# [Records shown]
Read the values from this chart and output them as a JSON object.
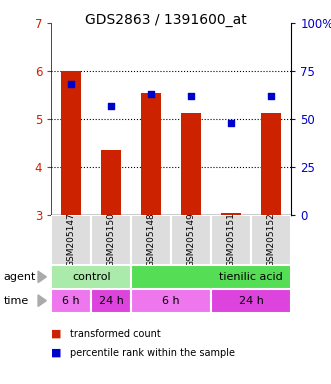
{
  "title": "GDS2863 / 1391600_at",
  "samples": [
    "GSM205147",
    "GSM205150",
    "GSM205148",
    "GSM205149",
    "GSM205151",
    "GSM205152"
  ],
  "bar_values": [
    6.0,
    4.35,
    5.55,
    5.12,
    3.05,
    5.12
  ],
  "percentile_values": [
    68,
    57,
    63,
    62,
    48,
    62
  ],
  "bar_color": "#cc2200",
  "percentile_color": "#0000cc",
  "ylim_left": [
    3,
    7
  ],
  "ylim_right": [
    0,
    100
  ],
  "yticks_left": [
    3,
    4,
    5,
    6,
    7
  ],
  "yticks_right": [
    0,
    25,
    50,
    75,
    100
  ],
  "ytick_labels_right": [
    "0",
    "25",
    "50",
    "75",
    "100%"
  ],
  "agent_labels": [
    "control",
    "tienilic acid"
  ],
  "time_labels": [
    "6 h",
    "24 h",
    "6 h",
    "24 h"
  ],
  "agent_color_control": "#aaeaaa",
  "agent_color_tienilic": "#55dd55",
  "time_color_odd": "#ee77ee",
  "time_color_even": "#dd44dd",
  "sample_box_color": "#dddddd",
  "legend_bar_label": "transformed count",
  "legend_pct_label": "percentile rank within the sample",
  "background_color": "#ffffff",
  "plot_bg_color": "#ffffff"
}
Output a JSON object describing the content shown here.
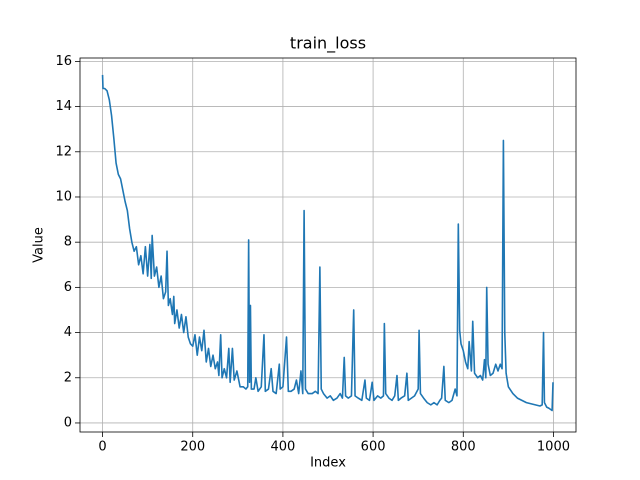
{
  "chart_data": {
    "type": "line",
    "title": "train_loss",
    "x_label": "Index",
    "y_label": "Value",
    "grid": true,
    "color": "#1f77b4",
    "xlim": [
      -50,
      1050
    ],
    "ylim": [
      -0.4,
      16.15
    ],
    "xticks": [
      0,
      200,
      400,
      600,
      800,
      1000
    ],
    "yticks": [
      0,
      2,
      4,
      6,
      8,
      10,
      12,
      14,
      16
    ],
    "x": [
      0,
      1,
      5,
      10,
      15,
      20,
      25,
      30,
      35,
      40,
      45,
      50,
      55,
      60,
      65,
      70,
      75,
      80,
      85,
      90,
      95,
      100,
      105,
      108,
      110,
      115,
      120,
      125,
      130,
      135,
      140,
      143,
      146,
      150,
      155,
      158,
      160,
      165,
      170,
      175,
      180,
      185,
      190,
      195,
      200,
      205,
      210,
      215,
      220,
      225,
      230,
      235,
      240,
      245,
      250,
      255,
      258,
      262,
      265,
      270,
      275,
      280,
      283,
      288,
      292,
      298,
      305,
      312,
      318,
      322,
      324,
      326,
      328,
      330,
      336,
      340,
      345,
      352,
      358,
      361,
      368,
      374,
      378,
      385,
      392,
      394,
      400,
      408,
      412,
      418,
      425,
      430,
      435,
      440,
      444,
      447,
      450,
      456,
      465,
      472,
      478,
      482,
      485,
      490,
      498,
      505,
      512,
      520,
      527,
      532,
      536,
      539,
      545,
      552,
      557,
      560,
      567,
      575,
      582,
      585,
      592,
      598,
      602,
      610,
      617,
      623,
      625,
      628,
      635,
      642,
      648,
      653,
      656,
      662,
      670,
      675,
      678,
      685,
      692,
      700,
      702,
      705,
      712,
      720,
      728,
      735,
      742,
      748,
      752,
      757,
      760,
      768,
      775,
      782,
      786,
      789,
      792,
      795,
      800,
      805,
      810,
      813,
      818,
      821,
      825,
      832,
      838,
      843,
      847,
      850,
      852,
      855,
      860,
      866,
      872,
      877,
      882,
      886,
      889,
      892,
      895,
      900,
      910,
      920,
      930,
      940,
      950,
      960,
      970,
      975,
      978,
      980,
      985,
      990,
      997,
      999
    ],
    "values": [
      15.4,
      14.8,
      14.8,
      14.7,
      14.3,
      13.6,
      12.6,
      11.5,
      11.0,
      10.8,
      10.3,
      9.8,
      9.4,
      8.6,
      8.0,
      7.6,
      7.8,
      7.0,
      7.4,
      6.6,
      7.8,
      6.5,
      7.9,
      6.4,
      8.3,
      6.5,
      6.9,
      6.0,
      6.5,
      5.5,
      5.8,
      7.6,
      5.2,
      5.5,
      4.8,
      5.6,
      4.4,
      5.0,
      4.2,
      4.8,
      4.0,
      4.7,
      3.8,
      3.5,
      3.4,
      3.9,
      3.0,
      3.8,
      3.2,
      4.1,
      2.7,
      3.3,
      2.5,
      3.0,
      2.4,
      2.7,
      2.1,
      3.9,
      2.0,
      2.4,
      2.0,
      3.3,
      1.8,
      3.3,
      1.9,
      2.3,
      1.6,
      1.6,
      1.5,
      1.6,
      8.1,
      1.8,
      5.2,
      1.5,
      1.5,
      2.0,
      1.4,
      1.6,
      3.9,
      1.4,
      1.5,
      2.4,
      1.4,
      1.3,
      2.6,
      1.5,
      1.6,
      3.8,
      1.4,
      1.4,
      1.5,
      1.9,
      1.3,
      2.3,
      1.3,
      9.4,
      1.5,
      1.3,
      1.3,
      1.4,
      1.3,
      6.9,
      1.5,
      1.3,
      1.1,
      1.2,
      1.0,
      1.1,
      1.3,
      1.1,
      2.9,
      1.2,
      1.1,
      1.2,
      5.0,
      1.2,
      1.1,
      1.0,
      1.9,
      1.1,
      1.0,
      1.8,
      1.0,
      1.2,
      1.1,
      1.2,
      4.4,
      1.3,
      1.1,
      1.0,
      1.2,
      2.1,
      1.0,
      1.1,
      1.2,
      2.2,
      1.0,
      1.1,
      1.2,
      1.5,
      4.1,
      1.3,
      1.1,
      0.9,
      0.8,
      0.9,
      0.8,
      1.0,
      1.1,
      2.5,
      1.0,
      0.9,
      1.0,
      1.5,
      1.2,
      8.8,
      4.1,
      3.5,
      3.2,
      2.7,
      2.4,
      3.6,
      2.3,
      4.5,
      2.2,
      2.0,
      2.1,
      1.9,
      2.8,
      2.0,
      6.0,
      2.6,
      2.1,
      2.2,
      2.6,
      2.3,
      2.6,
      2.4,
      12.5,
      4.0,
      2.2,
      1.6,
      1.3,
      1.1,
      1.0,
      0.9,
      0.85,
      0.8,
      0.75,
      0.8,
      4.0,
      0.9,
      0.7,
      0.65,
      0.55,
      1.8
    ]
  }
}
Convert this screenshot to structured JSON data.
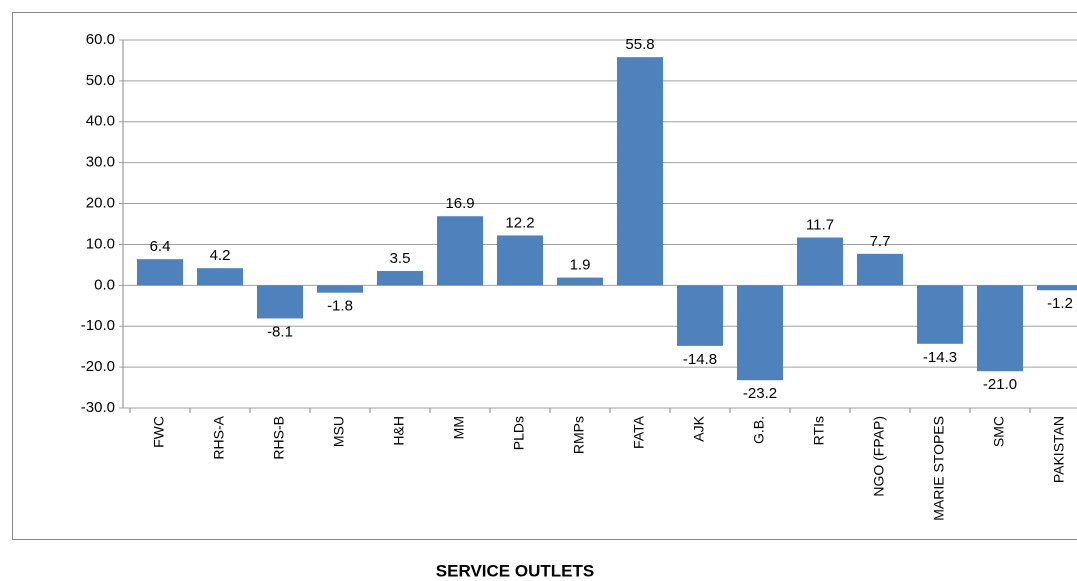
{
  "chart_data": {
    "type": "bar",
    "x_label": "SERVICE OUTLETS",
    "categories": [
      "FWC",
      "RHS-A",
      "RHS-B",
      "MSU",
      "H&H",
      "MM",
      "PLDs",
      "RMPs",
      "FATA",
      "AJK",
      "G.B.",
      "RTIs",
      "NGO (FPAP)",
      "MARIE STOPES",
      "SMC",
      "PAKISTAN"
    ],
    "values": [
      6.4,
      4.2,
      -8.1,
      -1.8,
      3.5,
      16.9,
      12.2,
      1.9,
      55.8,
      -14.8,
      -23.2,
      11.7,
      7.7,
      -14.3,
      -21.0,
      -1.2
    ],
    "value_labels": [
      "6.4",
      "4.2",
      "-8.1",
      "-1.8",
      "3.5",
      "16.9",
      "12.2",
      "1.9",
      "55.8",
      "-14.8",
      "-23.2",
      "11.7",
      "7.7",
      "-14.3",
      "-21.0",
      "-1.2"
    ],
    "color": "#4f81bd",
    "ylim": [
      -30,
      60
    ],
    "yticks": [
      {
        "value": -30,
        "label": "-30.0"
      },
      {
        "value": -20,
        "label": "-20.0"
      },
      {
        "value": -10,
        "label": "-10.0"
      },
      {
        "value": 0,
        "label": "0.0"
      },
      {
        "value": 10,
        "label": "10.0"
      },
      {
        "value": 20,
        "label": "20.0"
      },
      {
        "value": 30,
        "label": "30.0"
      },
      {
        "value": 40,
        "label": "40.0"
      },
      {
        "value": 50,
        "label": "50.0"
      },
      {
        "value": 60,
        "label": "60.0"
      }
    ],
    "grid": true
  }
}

# [Task to complete]
Identify all lines in the records above with the word "this".

# [Response to the task]
Read the values from this chart and output them as a JSON object.
Convert this screenshot to structured JSON data.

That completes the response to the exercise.